## [Problems to solve]
1 > List every common mistake that the text on Hong Kong audit requirements below says directors make.
2 > Answer these questions using the text on Hong Kong audit requirements below:
(a) Which section lets directors appoint the first auditor before the first annual general meeting?
(b) According to IRD guidance, what should corporations submit with their profits tax returns?
(c) Which annual return rule do local private companies follow?
3 > In the text on Hong Kong audit requirements below, reproduce the passage from "Only an eligible" up to and including "as dormant companies.".

HK Auditor Appointment Requirements

HK auditor appointment requirements also need early attention. Section 394 states that an auditor must be appointed for each financial year of a company. Section 395 allows directors to appoint the first auditor before the first annual general meeting.

Only an eligible practice unit can be appointed as auditor under Section 393.

For directors, this means the auditor should not be treated as a last-minute tax helper. A proper appointment gives the auditor time to understand the company, request documents, review accounting records, and raise issues before filing deadlines become tight.

Audit and Profits Tax Filing

The audit also connects with Hong Kong profits tax filing. IRD guidance states that for corporations, audited financial statements should be submitted with profits tax returns. Except for certain cases such as dormant companies.

This matters because a company may need the audited statements before it can file the profits tax return properly. A late audit can delay tax filing, create extension pressure, and increase the risk of incomplete schedules.

A clean audit process should start with bookkeeping close, bank reconciliation, fixed asset schedules, inventory review if relevant, director loan checks, and tax computation support.

Common Mistakes Directors Should Avoid

Many audit problems come through poor timing, not complex accounting issues. Directors should avoid waiting until the profits tax return arrives before speaking to the auditor. They should also avoid treating a dormant-looking company as legally dormant without the correct status.

Common mistakes include:

  • Assuming no profit means no audit.
  • Confusing reporting exemption with audit exemption.
  • Appointing the auditor too late.
  • Keeping weak accounting records through the year.
  • Leaving director loans, related-party payments, and shareholder balances unexplained.
  • Forgetting that audited statements may be needed for profits tax filing.
  • Believing a private company has to file audited financial statements with NAR1 every year.

For NAR1, private companies generally file the annual return with company particulars. Public companies and guarantee companies have extra annual return requirements. It involves financial statements and auditor reports. But local private companies follow the 42-day anniversary-based annual return rule.

## [Data shown]

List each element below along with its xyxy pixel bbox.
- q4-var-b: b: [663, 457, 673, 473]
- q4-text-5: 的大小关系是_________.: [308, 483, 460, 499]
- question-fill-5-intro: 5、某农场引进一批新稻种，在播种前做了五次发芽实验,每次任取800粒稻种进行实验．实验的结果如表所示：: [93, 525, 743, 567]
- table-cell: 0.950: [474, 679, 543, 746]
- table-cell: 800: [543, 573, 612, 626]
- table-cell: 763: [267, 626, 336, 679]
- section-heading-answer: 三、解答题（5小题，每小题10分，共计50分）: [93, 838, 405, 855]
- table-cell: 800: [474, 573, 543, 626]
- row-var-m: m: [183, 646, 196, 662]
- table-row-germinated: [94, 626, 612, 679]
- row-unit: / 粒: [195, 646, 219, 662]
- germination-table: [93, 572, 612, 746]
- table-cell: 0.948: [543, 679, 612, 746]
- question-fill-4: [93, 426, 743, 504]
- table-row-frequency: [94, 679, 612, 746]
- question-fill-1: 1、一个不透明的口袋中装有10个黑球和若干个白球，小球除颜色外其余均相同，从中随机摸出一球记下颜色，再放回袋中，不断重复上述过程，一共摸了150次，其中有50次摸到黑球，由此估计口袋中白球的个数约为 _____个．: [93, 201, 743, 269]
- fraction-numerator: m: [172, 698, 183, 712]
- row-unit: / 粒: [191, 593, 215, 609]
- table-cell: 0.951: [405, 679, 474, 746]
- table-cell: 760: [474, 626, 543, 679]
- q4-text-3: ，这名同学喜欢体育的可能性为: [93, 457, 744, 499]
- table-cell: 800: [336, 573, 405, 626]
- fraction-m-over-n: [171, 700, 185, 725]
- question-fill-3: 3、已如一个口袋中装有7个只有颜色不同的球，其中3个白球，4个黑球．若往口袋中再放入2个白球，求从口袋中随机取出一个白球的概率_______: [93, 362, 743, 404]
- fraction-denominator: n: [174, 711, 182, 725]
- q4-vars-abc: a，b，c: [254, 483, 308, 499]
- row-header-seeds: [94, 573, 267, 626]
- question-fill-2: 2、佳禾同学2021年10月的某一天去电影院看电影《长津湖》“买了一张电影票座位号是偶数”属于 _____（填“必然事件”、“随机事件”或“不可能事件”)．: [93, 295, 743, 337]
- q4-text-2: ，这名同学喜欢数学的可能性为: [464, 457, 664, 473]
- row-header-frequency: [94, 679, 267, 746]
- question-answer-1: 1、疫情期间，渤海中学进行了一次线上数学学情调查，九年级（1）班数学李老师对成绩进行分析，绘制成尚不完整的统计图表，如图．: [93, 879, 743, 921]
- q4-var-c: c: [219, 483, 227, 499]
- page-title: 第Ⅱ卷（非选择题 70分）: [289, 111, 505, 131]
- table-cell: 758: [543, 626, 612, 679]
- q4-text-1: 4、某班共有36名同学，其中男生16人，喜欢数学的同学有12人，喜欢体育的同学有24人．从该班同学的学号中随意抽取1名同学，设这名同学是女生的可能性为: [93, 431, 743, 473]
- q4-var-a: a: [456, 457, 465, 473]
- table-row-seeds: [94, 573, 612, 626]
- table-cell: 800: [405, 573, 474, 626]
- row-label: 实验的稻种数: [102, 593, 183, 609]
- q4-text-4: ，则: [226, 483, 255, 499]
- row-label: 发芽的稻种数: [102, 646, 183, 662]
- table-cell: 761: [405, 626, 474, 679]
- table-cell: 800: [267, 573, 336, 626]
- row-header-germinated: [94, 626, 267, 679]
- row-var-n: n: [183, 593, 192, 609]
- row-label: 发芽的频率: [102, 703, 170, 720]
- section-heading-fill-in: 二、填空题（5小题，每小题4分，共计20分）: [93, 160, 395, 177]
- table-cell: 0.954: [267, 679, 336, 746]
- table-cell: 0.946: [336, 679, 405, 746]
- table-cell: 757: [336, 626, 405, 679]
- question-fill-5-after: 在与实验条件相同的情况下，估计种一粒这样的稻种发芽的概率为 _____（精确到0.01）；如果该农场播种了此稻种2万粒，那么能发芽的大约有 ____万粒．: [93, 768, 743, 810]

## [Results in order]
1 >
- Assuming no profit means no audit.
- Confusing reporting exemption with audit exemption.
- Appointing the auditor too late.
- Keeping weak accounting records through the year.
- Leaving director loans, related-party payments, and shareholder balances unexplained.
- Forgetting that audited statements may be needed for profits tax filing.
- Believing a private company has to file audited financial statements with NAR1 every year.

2 >
(a) Section 395.
(b) Audited financial statements.
(c) The 42-day anniversary-based annual return rule.

3 >
Only an eligible practice unit can be appointed as auditor under Section 393.

For directors, this means the auditor should not be treated as a last-minute tax helper. A proper appointment gives the auditor time to understand the company, request documents, review accounting records, and raise issues before filing deadlines become tight.

Audit and Profits Tax Filing

The audit also connects with Hong Kong profits tax filing. IRD guidance states that for corporations, audited financial statements should be submitted with profits tax returns. Except for certain cases such as dormant companies.